SHORT PROBLEM:
Output the material below in its entirety, exactly as given.

Start DATA PROVIDED

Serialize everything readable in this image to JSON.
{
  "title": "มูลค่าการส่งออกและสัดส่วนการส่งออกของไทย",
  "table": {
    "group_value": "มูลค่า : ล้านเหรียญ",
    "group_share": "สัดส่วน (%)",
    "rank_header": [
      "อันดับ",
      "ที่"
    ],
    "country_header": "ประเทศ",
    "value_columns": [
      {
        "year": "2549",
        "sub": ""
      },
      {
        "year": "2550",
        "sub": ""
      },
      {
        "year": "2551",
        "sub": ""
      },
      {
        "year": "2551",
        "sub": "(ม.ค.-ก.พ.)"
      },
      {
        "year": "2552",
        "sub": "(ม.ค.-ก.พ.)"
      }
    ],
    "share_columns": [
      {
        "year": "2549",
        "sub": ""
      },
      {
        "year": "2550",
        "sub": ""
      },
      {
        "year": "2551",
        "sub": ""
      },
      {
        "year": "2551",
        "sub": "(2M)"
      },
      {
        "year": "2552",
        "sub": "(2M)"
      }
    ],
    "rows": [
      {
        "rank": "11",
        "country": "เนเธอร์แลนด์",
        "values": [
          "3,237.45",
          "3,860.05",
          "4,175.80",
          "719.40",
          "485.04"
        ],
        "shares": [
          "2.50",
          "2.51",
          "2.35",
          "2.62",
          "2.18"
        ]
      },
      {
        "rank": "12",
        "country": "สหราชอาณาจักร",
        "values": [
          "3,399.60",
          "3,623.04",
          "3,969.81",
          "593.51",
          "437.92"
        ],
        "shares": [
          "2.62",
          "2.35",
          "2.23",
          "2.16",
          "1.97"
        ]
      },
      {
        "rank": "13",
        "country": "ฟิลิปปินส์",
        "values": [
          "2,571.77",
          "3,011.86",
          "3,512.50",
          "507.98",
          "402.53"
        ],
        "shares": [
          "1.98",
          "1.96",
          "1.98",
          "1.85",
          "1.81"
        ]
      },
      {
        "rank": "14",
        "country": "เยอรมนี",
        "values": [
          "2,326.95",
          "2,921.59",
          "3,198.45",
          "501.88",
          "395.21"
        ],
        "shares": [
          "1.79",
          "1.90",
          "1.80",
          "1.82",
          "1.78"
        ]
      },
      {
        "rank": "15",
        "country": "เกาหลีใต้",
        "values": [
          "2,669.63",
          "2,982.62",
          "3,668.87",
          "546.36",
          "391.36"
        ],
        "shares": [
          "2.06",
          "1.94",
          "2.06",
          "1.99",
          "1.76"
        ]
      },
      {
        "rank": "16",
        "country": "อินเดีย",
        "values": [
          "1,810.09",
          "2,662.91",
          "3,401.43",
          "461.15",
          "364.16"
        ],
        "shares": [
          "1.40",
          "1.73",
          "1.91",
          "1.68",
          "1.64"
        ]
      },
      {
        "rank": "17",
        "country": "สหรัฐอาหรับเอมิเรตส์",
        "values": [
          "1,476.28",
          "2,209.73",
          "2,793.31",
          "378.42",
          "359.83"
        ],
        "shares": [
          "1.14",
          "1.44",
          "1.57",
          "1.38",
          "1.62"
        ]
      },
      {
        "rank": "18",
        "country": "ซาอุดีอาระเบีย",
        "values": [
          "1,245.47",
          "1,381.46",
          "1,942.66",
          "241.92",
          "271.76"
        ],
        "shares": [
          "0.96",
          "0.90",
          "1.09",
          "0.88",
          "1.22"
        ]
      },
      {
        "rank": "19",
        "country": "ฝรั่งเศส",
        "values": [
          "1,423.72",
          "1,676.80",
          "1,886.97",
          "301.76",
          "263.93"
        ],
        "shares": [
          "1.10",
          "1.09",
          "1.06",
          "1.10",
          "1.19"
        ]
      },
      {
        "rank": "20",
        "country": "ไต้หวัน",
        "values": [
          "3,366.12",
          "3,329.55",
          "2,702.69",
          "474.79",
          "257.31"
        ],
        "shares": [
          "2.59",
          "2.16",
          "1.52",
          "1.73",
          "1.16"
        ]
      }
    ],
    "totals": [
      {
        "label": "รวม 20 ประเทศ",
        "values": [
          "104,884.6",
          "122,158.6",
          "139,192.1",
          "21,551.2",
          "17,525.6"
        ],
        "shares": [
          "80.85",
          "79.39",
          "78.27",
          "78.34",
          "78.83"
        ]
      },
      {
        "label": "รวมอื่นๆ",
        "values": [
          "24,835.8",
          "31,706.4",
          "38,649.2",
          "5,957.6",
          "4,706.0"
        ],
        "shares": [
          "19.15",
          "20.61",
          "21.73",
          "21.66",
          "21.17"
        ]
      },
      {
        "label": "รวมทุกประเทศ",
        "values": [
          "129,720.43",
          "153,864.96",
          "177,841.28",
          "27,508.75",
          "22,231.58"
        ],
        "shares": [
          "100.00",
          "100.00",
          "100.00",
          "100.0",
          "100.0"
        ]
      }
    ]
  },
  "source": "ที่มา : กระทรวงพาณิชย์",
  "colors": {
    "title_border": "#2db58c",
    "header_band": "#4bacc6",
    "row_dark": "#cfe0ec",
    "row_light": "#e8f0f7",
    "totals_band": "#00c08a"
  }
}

End DATA PROVIDED

ANSWER TO THIS TASK:
Serialize everything readable in this image to JSON.
{
  "title": "มูลค่าการส่งออกและสัดส่วนการส่งออกของไทย",
  "table": {
    "group_value": "มูลค่า : ล้านเหรียญ",
    "group_share": "สัดส่วน (%)",
    "rank_header": [
      "อันดับ",
      "ที่"
    ],
    "country_header": "ประเทศ",
    "value_columns": [
      {
        "year": "2549",
        "sub": ""
      },
      {
        "year": "2550",
        "sub": ""
      },
      {
        "year": "2551",
        "sub": ""
      },
      {
        "year": "2551",
        "sub": "(ม.ค.-ก.พ.)"
      },
      {
        "year": "2552",
        "sub": "(ม.ค.-ก.พ.)"
      }
    ],
    "share_columns": [
      {
        "year": "2549",
        "sub": ""
      },
      {
        "year": "2550",
        "sub": ""
      },
      {
        "year": "2551",
        "sub": ""
      },
      {
        "year": "2551",
        "sub": "(2M)"
      },
      {
        "year": "2552",
        "sub": "(2M)"
      }
    ],
    "rows": [
      {
        "rank": "11",
        "country": "เนเธอร์แลนด์",
        "values": [
          "3,237.45",
          "3,860.05",
          "4,175.80",
          "719.40",
          "485.04"
        ],
        "shares": [
          "2.50",
          "2.51",
          "2.35",
          "2.62",
          "2.18"
        ]
      },
      {
        "rank": "12",
        "country": "สหราชอาณาจักร",
        "values": [
          "3,399.60",
          "3,623.04",
          "3,969.81",
          "593.51",
          "437.92"
        ],
        "shares": [
          "2.62",
          "2.35",
          "2.23",
          "2.16",
          "1.97"
        ]
      },
      {
        "rank": "13",
        "country": "ฟิลิปปินส์",
        "values": [
          "2,571.77",
          "3,011.86",
          "3,512.50",
          "507.98",
          "402.53"
        ],
        "shares": [
          "1.98",
          "1.96",
          "1.98",
          "1.85",
          "1.81"
        ]
      },
      {
        "rank": "14",
        "country": "เยอรมนี",
        "values": [
          "2,326.95",
          "2,921.59",
          "3,198.45",
          "501.88",
          "395.21"
        ],
        "shares": [
          "1.79",
          "1.90",
          "1.80",
          "1.82",
          "1.78"
        ]
      },
      {
        "rank": "15",
        "country": "เกาหลีใต้",
        "values": [
          "2,669.63",
          "2,982.62",
          "3,668.87",
          "546.36",
          "391.36"
        ],
        "shares": [
          "2.06",
          "1.94",
          "2.06",
          "1.99",
          "1.76"
        ]
      },
      {
        "rank": "16",
        "country": "อินเดีย",
        "values": [
          "1,810.09",
          "2,662.91",
          "3,401.43",
          "461.15",
          "364.16"
        ],
        "shares": [
          "1.40",
          "1.73",
          "1.91",
          "1.68",
          "1.64"
        ]
      },
      {
        "rank": "17",
        "country": "สหรัฐอาหรับเอมิเรตส์",
        "values": [
          "1,476.28",
          "2,209.73",
          "2,793.31",
          "378.42",
          "359.83"
        ],
        "shares": [
          "1.14",
          "1.44",
          "1.57",
          "1.38",
          "1.62"
        ]
      },
      {
        "rank": "18",
        "country": "ซาอุดีอาระเบีย",
        "values": [
          "1,245.47",
          "1,381.46",
          "1,942.66",
          "241.92",
          "271.76"
        ],
        "shares": [
          "0.96",
          "0.90",
          "1.09",
          "0.88",
          "1.22"
        ]
      },
      {
        "rank": "19",
        "country": "ฝรั่งเศส",
        "values": [
          "1,423.72",
          "1,676.80",
          "1,886.97",
          "301.76",
          "263.93"
        ],
        "shares": [
          "1.10",
          "1.09",
          "1.06",
          "1.10",
          "1.19"
        ]
      },
      {
        "rank": "20",
        "country": "ไต้หวัน",
        "values": [
          "3,366.12",
          "3,329.55",
          "2,702.69",
          "474.79",
          "257.31"
        ],
        "shares": [
          "2.59",
          "2.16",
          "1.52",
          "1.73",
          "1.16"
        ]
      }
    ],
    "totals": [
      {
        "label": "รวม 20 ประเทศ",
        "values": [
          "104,884.6",
          "122,158.6",
          "139,192.1",
          "21,551.2",
          "17,525.6"
        ],
        "shares": [
          "80.85",
          "79.39",
          "78.27",
          "78.34",
          "78.83"
        ]
      },
      {
        "label": "รวมอื่นๆ",
        "values": [
          "24,835.8",
          "31,706.4",
          "38,649.2",
          "5,957.6",
          "4,706.0"
        ],
        "shares": [
          "19.15",
          "20.61",
          "21.73",
          "21.66",
          "21.17"
        ]
      },
      {
        "label": "รวมทุกประเทศ",
        "values": [
          "129,720.43",
          "153,864.96",
          "177,841.28",
          "27,508.75",
          "22,231.58"
        ],
        "shares": [
          "100.00",
          "100.00",
          "100.00",
          "100.0",
          "100.0"
        ]
      }
    ]
  },
  "source": "ที่มา : กระทรวงพาณิชย์",
  "colors": {
    "title_border": "#2db58c",
    "header_band": "#4bacc6",
    "row_dark": "#cfe0ec",
    "row_light": "#e8f0f7",
    "totals_band": "#00c08a"
  }
}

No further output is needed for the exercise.